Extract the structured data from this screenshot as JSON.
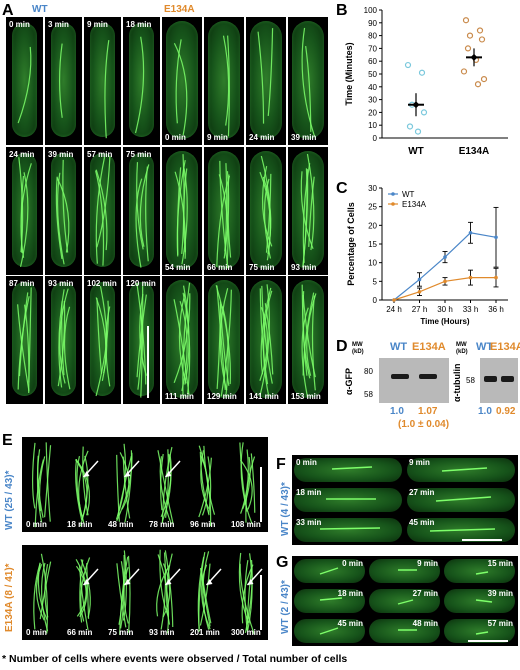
{
  "panels": {
    "A": "A",
    "B": "B",
    "C": "C",
    "D": "D",
    "E": "E",
    "F": "F",
    "G": "G"
  },
  "panelA": {
    "wt_label": "WT",
    "mut_label": "E134A",
    "wt_times": [
      "0 min",
      "3 min",
      "9 min",
      "18 min",
      "24 min",
      "39 min",
      "57 min",
      "75 min",
      "87 min",
      "93 min",
      "102 min",
      "120 min"
    ],
    "mut_times": [
      "0 min",
      "9 min",
      "24 min",
      "39 min",
      "54 min",
      "66 min",
      "75 min",
      "93 min",
      "111 min",
      "129 min",
      "141 min",
      "153 min"
    ]
  },
  "chart_data": [
    {
      "type": "scatter",
      "panel": "B",
      "ylabel": "Time (Minutes)",
      "ylim": [
        0,
        100
      ],
      "yticks": [
        0,
        10,
        20,
        30,
        40,
        50,
        60,
        70,
        80,
        90,
        100
      ],
      "categories": [
        "WT",
        "E134A"
      ],
      "series": [
        {
          "name": "WT",
          "color": "#7ac8dc",
          "values": [
            57,
            51,
            26,
            20,
            9,
            5
          ],
          "mean": 26,
          "sem_low": 17,
          "sem_high": 35
        },
        {
          "name": "E134A",
          "color": "#c98a4b",
          "values": [
            92,
            84,
            80,
            77,
            70,
            61,
            52,
            46,
            42
          ],
          "mean": 63,
          "sem_low": 56,
          "sem_high": 70
        }
      ]
    },
    {
      "type": "line",
      "panel": "C",
      "xlabel": "Time (Hours)",
      "ylabel": "Percentage of Cells",
      "ylim": [
        0,
        30
      ],
      "yticks": [
        0,
        5,
        10,
        15,
        20,
        25,
        30
      ],
      "categories": [
        "24 h",
        "27 h",
        "30 h",
        "33 h",
        "36 h"
      ],
      "legend": "top-left",
      "series": [
        {
          "name": "WT",
          "color": "#4a86c8",
          "values": [
            0,
            5.5,
            11.5,
            18,
            16.8
          ],
          "err": [
            0,
            1.8,
            1.5,
            2.8,
            8
          ]
        },
        {
          "name": "E134A",
          "color": "#e08a2c",
          "values": [
            0,
            2.2,
            5,
            6,
            6
          ],
          "err": [
            0,
            1,
            1,
            2,
            2.5
          ]
        }
      ]
    }
  ],
  "panelD": {
    "mw_label": "MW\n(kD)",
    "wt_label": "WT",
    "mut_label": "E134A",
    "gfp_axis": "α-GFP",
    "tubulin_axis": "α-tubulin",
    "mw_80": "80",
    "mw_58": "58",
    "mw_58_right": "58",
    "gfp_wt_value": "1.0",
    "gfp_mut_value": "1.07",
    "gfp_mut_sub": "(1.0 ± 0.04)",
    "tub_wt_value": "1.0",
    "tub_mut_value": "0.92"
  },
  "panelE": {
    "wt_side": "WT (25 / 43)*",
    "mut_side": "E134A (8 / 41)*",
    "wt_times": [
      "0 min",
      "18 min",
      "48 min",
      "78 min",
      "96 min",
      "108 min"
    ],
    "mut_times": [
      "0 min",
      "66 min",
      "75 min",
      "93 min",
      "201 min",
      "300 min"
    ]
  },
  "panelF": {
    "side": "WT (4 / 43)*",
    "times": [
      "0 min",
      "9 min",
      "18 min",
      "27 min",
      "33 min",
      "45 min"
    ]
  },
  "panelG": {
    "side": "WT (2 / 43)*",
    "times": [
      "0 min",
      "9 min",
      "15 min",
      "18 min",
      "27 min",
      "39 min",
      "45 min",
      "48 min",
      "57 min"
    ]
  },
  "footnote": "* Number of cells where events were observed / Total number of cells",
  "colors": {
    "wt": "#4a86c8",
    "mut": "#e08a2c",
    "cell_green": "#2f7d2a"
  }
}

- Task description: Copy out all the data exactly, skipping the pictures.

- Output for this task:
Extract the structured data from this screenshot as JSON.
{
  "panels": {
    "A": "A",
    "B": "B",
    "C": "C",
    "D": "D",
    "E": "E",
    "F": "F",
    "G": "G"
  },
  "panelA": {
    "wt_label": "WT",
    "mut_label": "E134A",
    "wt_times": [
      "0 min",
      "3 min",
      "9 min",
      "18 min",
      "24 min",
      "39 min",
      "57 min",
      "75 min",
      "87 min",
      "93 min",
      "102 min",
      "120 min"
    ],
    "mut_times": [
      "0 min",
      "9 min",
      "24 min",
      "39 min",
      "54 min",
      "66 min",
      "75 min",
      "93 min",
      "111 min",
      "129 min",
      "141 min",
      "153 min"
    ]
  },
  "chart_data": [
    {
      "type": "scatter",
      "panel": "B",
      "ylabel": "Time (Minutes)",
      "ylim": [
        0,
        100
      ],
      "yticks": [
        0,
        10,
        20,
        30,
        40,
        50,
        60,
        70,
        80,
        90,
        100
      ],
      "categories": [
        "WT",
        "E134A"
      ],
      "series": [
        {
          "name": "WT",
          "color": "#7ac8dc",
          "values": [
            57,
            51,
            26,
            20,
            9,
            5
          ],
          "mean": 26,
          "sem_low": 17,
          "sem_high": 35
        },
        {
          "name": "E134A",
          "color": "#c98a4b",
          "values": [
            92,
            84,
            80,
            77,
            70,
            61,
            52,
            46,
            42
          ],
          "mean": 63,
          "sem_low": 56,
          "sem_high": 70
        }
      ]
    },
    {
      "type": "line",
      "panel": "C",
      "xlabel": "Time (Hours)",
      "ylabel": "Percentage of Cells",
      "ylim": [
        0,
        30
      ],
      "yticks": [
        0,
        5,
        10,
        15,
        20,
        25,
        30
      ],
      "categories": [
        "24 h",
        "27 h",
        "30 h",
        "33 h",
        "36 h"
      ],
      "legend": "top-left",
      "series": [
        {
          "name": "WT",
          "color": "#4a86c8",
          "values": [
            0,
            5.5,
            11.5,
            18,
            16.8
          ],
          "err": [
            0,
            1.8,
            1.5,
            2.8,
            8
          ]
        },
        {
          "name": "E134A",
          "color": "#e08a2c",
          "values": [
            0,
            2.2,
            5,
            6,
            6
          ],
          "err": [
            0,
            1,
            1,
            2,
            2.5
          ]
        }
      ]
    }
  ],
  "panelD": {
    "mw_label": "MW\n(kD)",
    "wt_label": "WT",
    "mut_label": "E134A",
    "gfp_axis": "α-GFP",
    "tubulin_axis": "α-tubulin",
    "mw_80": "80",
    "mw_58": "58",
    "mw_58_right": "58",
    "gfp_wt_value": "1.0",
    "gfp_mut_value": "1.07",
    "gfp_mut_sub": "(1.0 ± 0.04)",
    "tub_wt_value": "1.0",
    "tub_mut_value": "0.92"
  },
  "panelE": {
    "wt_side": "WT (25 / 43)*",
    "mut_side": "E134A (8 / 41)*",
    "wt_times": [
      "0 min",
      "18 min",
      "48 min",
      "78 min",
      "96 min",
      "108 min"
    ],
    "mut_times": [
      "0 min",
      "66 min",
      "75 min",
      "93 min",
      "201 min",
      "300 min"
    ]
  },
  "panelF": {
    "side": "WT (4 / 43)*",
    "times": [
      "0 min",
      "9 min",
      "18 min",
      "27 min",
      "33 min",
      "45 min"
    ]
  },
  "panelG": {
    "side": "WT (2 / 43)*",
    "times": [
      "0 min",
      "9 min",
      "15 min",
      "18 min",
      "27 min",
      "39 min",
      "45 min",
      "48 min",
      "57 min"
    ]
  },
  "footnote": "* Number of cells where events were observed / Total number of cells",
  "colors": {
    "wt": "#4a86c8",
    "mut": "#e08a2c",
    "cell_green": "#2f7d2a"
  }
}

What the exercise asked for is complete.